Quote all of the entries word for word.
· · · · ·
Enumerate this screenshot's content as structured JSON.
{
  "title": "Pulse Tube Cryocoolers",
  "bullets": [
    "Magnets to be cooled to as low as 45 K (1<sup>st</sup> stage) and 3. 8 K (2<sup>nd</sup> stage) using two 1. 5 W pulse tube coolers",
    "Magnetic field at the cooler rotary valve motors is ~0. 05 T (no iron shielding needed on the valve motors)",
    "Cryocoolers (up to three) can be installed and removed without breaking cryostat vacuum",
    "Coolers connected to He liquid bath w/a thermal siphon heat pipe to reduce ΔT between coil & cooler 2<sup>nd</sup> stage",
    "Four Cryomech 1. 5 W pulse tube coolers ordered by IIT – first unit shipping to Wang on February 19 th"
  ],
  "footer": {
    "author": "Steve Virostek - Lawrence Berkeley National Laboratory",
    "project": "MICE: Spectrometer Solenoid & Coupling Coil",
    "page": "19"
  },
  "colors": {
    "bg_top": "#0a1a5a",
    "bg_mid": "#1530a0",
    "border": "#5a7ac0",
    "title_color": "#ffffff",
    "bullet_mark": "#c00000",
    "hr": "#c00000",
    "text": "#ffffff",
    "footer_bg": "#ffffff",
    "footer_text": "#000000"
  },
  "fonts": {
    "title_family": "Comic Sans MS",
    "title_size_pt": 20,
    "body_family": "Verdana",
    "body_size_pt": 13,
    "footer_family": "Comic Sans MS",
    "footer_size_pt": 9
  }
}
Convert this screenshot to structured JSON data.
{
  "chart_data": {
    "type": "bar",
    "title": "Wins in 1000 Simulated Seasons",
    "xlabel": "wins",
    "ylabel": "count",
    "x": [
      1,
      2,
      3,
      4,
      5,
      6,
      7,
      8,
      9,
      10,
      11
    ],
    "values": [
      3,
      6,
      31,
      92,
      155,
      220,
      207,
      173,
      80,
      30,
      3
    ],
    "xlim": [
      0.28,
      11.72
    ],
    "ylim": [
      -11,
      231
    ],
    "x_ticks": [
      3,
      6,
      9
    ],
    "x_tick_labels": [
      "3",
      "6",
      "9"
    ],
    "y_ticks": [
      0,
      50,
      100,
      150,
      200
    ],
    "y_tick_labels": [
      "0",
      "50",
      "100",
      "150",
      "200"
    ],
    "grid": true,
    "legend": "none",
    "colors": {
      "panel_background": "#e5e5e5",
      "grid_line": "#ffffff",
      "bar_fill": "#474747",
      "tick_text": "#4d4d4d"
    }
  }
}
· · · · ·
SOLVED PROBLEM →
Enumerate this screenshot's content as structured JSON.
{
  "title": "Pulse Tube Cryocoolers",
  "bullets": [
    "Magnets to be cooled to as low as 45 K (1<sup>st</sup> stage) and 3. 8 K (2<sup>nd</sup> stage) using two 1. 5 W pulse tube coolers",
    "Magnetic field at the cooler rotary valve motors is ~0. 05 T (no iron shielding needed on the valve motors)",
    "Cryocoolers (up to three) can be installed and removed without breaking cryostat vacuum",
    "Coolers connected to He liquid bath w/a thermal siphon heat pipe to reduce ΔT between coil & cooler 2<sup>nd</sup> stage",
    "Four Cryomech 1. 5 W pulse tube coolers ordered by IIT – first unit shipping to Wang on February 19 th"
  ],
  "footer": {
    "author": "Steve Virostek - Lawrence Berkeley National Laboratory",
    "project": "MICE: Spectrometer Solenoid & Coupling Coil",
    "page": "19"
  },
  "colors": {
    "bg_top": "#0a1a5a",
    "bg_mid": "#1530a0",
    "border": "#5a7ac0",
    "title_color": "#ffffff",
    "bullet_mark": "#c00000",
    "hr": "#c00000",
    "text": "#ffffff",
    "footer_bg": "#ffffff",
    "footer_text": "#000000"
  },
  "fonts": {
    "title_family": "Comic Sans MS",
    "title_size_pt": 20,
    "body_family": "Verdana",
    "body_size_pt": 13,
    "footer_family": "Comic Sans MS",
    "footer_size_pt": 9
  }
}
Convert this screenshot to structured JSON data.
{
  "chart_data": {
    "type": "bar",
    "title": "Wins in 1000 Simulated Seasons",
    "xlabel": "wins",
    "ylabel": "count",
    "x": [
      1,
      2,
      3,
      4,
      5,
      6,
      7,
      8,
      9,
      10,
      11
    ],
    "values": [
      3,
      6,
      31,
      92,
      155,
      220,
      207,
      173,
      80,
      30,
      3
    ],
    "xlim": [
      0.28,
      11.72
    ],
    "ylim": [
      -11,
      231
    ],
    "x_ticks": [
      3,
      6,
      9
    ],
    "x_tick_labels": [
      "3",
      "6",
      "9"
    ],
    "y_ticks": [
      0,
      50,
      100,
      150,
      200
    ],
    "y_tick_labels": [
      "0",
      "50",
      "100",
      "150",
      "200"
    ],
    "grid": true,
    "legend": "none",
    "colors": {
      "panel_background": "#e5e5e5",
      "grid_line": "#ffffff",
      "bar_fill": "#474747",
      "tick_text": "#4d4d4d"
    }
  }
}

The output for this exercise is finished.